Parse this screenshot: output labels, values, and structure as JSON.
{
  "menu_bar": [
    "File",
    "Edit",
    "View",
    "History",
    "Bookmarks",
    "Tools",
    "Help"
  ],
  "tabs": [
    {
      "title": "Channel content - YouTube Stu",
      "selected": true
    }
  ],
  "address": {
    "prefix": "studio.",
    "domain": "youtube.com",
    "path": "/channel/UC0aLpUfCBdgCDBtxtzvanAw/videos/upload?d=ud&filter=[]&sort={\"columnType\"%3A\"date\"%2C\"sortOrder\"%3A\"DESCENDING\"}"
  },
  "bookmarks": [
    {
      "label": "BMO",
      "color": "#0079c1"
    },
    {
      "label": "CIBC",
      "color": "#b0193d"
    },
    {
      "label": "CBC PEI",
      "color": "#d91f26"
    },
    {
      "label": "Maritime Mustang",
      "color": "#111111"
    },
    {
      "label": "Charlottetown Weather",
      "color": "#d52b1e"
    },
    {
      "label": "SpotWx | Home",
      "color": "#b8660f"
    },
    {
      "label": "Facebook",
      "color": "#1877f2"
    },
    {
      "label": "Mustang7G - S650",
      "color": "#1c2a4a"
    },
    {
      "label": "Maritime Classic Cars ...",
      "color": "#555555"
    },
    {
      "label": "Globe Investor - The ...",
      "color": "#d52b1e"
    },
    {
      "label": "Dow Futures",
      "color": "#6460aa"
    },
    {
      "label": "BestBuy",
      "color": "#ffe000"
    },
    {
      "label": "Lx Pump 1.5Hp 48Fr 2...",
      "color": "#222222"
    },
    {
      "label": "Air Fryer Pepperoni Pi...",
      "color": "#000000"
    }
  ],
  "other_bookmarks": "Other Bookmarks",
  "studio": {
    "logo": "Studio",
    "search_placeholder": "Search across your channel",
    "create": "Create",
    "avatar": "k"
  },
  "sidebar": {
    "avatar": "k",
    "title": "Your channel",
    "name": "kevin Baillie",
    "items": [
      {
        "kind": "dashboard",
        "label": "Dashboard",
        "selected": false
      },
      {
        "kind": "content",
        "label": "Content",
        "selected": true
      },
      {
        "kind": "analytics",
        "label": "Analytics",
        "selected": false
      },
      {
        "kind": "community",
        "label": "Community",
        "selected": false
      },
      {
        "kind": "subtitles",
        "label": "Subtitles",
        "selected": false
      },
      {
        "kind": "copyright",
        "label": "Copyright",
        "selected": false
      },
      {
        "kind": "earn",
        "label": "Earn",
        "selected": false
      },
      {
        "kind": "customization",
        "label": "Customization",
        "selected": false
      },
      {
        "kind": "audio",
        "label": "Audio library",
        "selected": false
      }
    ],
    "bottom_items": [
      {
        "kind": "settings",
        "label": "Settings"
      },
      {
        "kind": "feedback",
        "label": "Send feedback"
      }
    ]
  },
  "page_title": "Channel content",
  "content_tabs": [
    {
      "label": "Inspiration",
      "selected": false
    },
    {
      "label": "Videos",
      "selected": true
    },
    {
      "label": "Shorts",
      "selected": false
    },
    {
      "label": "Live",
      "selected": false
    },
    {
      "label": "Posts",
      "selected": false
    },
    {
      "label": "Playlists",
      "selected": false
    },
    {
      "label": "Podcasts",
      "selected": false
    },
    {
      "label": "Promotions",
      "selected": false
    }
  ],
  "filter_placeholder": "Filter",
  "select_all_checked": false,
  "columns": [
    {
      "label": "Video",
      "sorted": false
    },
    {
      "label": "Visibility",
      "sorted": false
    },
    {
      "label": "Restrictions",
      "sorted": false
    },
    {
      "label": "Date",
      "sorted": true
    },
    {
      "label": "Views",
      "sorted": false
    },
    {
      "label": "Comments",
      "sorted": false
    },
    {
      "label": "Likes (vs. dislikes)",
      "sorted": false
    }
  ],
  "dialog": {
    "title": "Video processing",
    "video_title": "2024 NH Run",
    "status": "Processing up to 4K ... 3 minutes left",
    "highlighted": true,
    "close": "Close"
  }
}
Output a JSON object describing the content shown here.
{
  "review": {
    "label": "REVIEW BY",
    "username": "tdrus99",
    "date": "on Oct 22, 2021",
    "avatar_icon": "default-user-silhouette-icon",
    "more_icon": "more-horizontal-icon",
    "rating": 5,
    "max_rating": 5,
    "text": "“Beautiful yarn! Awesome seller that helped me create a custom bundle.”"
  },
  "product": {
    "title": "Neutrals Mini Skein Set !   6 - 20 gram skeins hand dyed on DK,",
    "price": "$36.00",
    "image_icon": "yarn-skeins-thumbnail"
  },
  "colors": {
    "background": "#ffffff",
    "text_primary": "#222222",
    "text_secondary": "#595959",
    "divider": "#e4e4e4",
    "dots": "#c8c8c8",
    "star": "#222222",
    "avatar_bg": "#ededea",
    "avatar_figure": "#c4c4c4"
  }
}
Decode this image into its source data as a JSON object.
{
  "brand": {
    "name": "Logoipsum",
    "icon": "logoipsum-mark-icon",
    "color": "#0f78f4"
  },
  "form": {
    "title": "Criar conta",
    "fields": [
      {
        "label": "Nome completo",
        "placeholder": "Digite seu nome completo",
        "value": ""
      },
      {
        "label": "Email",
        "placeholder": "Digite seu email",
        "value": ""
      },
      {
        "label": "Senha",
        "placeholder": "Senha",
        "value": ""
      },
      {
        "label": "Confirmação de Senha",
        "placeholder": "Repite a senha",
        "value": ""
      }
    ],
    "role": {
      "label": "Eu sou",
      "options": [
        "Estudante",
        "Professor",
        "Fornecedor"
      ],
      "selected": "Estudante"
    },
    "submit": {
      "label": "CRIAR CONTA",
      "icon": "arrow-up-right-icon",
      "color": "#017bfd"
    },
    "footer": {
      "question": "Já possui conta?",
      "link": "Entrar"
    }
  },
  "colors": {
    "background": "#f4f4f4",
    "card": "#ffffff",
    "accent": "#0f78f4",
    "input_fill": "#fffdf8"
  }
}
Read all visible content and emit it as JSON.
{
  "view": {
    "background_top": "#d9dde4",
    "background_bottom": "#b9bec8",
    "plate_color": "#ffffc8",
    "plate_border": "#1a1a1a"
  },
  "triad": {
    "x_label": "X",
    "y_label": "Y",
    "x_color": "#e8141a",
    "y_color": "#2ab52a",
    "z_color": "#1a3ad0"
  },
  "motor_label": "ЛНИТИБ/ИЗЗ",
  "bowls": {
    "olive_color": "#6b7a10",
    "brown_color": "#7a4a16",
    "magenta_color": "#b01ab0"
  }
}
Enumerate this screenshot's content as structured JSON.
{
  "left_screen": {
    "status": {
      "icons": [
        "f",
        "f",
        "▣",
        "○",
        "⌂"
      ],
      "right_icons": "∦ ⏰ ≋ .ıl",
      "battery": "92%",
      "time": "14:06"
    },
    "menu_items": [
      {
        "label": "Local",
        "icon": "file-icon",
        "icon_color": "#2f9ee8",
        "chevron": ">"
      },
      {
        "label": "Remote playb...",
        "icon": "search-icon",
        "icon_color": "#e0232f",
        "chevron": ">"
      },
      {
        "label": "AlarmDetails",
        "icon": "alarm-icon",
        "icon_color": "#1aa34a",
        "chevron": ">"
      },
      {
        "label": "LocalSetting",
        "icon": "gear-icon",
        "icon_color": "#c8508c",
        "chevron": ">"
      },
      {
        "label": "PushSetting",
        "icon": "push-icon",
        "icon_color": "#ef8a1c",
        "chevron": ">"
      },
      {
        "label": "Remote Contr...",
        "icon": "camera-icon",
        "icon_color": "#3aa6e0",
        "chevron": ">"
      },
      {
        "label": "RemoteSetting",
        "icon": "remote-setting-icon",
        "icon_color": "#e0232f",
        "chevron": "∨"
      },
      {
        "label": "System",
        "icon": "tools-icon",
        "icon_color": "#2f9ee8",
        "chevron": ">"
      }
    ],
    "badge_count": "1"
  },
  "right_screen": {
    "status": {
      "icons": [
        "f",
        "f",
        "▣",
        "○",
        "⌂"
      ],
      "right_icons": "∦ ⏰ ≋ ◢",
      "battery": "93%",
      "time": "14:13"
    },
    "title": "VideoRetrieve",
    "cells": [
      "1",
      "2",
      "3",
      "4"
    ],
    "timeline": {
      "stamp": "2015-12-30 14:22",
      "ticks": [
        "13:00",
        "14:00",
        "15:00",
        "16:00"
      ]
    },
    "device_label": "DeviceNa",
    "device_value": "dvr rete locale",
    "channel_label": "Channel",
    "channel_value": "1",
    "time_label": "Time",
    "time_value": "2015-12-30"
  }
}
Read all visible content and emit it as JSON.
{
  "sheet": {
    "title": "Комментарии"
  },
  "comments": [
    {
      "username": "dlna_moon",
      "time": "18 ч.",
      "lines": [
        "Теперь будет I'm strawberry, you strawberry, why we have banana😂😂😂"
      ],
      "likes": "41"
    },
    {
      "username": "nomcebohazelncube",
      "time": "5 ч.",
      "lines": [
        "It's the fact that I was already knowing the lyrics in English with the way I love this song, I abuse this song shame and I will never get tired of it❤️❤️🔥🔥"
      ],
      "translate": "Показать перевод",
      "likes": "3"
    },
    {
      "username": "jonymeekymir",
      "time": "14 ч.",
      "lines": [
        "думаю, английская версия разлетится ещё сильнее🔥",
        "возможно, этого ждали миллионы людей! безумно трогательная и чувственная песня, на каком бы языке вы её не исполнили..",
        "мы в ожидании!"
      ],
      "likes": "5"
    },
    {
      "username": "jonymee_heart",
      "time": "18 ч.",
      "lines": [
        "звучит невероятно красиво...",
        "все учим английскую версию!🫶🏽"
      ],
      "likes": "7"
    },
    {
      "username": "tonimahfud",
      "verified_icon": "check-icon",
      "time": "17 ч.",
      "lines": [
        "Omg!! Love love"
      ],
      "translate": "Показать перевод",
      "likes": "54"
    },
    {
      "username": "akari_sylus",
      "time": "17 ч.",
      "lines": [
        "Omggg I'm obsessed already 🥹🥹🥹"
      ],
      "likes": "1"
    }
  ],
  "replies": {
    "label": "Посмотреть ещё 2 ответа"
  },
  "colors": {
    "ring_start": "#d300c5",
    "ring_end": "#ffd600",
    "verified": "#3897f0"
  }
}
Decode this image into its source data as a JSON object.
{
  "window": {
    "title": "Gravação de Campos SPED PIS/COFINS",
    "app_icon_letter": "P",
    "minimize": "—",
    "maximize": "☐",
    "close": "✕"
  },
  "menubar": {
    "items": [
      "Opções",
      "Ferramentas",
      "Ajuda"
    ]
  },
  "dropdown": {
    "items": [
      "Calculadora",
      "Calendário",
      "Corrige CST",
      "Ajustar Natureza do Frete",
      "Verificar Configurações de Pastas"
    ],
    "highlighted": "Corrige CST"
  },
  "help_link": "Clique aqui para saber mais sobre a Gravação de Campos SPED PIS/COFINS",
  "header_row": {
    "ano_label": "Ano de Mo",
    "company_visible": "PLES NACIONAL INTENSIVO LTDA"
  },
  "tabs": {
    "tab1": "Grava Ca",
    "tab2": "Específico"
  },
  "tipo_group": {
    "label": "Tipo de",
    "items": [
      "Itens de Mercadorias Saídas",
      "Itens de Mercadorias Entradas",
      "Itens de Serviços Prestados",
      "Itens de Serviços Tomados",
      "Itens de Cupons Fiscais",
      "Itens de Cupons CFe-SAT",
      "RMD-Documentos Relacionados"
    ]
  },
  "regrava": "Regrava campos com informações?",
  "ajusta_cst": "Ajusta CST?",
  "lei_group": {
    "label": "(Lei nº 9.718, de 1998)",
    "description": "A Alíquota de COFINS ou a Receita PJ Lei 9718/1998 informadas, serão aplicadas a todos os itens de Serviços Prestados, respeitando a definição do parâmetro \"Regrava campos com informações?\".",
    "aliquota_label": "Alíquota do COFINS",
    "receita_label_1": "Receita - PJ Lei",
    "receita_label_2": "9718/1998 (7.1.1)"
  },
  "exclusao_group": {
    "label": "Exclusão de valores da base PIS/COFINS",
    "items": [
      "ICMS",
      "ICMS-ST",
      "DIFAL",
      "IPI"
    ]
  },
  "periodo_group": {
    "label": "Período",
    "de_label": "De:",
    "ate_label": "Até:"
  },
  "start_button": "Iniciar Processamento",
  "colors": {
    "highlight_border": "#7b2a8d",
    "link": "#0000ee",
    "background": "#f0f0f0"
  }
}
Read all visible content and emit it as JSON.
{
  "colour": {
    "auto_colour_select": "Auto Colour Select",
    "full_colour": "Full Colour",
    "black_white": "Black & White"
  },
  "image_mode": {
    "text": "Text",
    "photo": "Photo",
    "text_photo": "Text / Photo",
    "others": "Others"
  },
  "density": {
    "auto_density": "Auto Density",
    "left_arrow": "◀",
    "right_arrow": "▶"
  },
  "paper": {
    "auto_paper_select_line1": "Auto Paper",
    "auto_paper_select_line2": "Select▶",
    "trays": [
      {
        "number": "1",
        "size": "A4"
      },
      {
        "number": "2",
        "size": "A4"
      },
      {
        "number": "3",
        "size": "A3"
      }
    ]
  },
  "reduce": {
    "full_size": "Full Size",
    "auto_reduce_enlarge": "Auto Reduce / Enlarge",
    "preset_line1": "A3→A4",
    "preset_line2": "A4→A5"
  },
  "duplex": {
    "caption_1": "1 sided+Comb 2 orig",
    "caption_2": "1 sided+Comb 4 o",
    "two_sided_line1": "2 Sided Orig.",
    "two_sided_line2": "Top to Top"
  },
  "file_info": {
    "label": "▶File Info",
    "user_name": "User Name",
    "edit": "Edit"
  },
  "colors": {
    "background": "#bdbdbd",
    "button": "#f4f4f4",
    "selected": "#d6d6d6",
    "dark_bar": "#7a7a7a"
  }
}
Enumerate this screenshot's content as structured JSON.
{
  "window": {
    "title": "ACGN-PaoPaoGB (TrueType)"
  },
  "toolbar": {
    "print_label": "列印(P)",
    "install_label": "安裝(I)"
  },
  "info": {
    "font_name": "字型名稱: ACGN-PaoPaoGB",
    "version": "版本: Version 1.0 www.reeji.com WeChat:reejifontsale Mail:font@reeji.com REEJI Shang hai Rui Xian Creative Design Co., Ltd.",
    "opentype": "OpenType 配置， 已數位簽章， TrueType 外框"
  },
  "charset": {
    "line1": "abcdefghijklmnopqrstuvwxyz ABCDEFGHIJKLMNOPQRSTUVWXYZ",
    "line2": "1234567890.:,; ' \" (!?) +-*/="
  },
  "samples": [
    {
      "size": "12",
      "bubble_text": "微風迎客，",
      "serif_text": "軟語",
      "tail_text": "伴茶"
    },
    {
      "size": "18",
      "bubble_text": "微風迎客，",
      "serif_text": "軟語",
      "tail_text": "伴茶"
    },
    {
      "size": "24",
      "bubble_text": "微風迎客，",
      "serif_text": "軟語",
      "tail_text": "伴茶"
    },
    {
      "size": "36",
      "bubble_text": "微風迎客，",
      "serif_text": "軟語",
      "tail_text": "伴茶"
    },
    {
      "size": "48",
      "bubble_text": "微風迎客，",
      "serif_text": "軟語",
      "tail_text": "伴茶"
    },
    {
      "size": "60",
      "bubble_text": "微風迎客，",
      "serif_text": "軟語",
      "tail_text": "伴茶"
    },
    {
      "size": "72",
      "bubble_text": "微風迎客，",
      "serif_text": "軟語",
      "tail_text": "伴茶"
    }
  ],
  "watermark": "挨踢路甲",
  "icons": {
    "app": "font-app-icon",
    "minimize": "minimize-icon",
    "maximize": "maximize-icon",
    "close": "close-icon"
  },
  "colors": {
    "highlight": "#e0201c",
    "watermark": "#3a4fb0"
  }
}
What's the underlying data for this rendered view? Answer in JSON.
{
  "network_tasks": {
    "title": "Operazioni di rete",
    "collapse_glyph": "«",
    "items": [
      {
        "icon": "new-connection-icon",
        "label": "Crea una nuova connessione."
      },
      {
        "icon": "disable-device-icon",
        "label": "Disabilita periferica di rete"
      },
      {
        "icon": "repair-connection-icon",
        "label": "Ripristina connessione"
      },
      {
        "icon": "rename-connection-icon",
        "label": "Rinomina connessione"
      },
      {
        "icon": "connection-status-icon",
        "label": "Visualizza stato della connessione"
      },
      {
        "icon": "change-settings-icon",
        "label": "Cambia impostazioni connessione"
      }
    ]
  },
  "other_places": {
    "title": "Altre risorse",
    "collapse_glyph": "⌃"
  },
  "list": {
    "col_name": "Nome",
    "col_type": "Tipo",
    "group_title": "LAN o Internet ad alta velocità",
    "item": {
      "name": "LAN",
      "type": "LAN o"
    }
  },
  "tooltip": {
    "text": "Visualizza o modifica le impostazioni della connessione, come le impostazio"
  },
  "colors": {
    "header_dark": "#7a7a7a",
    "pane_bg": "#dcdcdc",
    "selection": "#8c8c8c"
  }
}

### Given problem
Which lines in the records above contain the string "impostazioni"? Copy each one.

### The solution
        "label": "Cambia impostazioni connessione"
    "text": "Visualizza o modifica le impostazioni della connessione, come le impostazio"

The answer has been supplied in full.